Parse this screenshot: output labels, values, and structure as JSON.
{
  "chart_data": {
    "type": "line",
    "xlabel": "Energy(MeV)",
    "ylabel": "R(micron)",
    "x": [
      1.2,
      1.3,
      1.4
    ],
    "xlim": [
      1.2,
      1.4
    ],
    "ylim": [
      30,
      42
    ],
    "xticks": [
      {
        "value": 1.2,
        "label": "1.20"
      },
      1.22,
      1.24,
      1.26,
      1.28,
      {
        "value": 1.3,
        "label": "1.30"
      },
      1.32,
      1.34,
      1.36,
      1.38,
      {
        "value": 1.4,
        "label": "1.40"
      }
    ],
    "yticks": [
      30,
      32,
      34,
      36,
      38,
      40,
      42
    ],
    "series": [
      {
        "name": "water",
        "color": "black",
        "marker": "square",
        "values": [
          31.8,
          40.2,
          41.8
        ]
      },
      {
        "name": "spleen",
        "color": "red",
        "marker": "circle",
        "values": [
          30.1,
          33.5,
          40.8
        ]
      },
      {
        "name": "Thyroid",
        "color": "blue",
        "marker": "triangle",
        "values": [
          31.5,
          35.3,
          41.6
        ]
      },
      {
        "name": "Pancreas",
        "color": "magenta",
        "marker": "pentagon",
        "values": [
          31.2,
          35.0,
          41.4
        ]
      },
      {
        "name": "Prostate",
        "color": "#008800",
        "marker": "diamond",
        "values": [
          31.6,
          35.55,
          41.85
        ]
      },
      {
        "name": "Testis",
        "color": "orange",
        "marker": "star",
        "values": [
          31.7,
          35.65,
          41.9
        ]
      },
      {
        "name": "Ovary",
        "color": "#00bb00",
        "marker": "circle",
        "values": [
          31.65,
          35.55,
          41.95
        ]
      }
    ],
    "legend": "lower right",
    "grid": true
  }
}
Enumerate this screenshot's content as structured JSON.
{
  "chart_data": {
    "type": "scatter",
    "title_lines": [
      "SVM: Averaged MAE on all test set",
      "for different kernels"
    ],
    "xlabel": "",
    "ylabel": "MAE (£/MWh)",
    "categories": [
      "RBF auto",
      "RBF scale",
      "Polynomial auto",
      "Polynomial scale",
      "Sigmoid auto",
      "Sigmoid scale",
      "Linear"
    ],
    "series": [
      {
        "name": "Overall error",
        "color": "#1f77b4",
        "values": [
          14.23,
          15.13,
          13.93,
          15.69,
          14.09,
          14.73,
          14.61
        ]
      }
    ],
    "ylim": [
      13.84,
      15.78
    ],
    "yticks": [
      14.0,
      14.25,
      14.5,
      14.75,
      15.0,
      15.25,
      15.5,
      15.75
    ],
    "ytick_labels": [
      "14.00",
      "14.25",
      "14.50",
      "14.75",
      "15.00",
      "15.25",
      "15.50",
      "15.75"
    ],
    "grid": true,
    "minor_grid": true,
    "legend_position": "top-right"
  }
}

• What you should do: Scan the entries above for the word "this" and collect each line holding it.

• Response:
Parse this screenshot: output labels, values, and structure as JSON.
Enumerate this screenshot's content as structured JSON.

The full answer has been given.